Written task » Scan the records and identify every line in which the string "Filter" occurs, then return those lines.

Stored rows »
******************************

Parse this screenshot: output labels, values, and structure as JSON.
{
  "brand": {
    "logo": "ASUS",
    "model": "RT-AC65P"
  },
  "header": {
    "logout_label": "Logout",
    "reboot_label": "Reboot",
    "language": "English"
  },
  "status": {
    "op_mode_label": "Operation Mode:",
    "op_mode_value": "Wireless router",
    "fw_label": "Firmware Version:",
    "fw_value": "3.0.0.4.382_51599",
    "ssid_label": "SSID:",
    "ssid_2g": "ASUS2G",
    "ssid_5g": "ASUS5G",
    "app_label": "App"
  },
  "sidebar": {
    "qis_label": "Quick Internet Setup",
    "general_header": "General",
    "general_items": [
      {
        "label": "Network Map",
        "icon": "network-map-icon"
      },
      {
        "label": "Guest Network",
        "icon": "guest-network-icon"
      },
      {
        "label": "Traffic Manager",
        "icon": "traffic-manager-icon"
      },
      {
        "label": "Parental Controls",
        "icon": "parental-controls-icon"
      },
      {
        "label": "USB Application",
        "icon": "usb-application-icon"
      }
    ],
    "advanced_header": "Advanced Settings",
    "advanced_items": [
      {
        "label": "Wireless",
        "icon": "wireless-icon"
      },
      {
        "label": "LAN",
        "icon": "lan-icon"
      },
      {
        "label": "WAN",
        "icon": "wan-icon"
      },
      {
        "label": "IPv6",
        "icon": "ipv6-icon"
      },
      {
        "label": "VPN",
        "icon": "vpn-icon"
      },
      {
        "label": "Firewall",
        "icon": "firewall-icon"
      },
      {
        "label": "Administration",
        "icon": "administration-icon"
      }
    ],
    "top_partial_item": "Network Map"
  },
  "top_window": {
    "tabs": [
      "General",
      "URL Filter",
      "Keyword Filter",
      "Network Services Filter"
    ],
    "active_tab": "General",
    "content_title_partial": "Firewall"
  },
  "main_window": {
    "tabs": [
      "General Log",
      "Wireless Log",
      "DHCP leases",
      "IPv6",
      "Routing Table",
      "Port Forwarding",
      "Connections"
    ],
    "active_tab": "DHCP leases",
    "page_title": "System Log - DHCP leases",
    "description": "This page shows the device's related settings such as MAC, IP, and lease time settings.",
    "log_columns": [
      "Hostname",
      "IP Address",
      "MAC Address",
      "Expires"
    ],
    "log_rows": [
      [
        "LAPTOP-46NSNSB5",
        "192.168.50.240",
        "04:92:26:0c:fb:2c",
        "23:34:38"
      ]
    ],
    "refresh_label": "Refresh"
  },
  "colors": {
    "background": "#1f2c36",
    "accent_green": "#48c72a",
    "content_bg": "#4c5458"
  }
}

******************************

Exercise output »
      "URL Filter",
      "Keyword Filter",
      "Network Services Filter"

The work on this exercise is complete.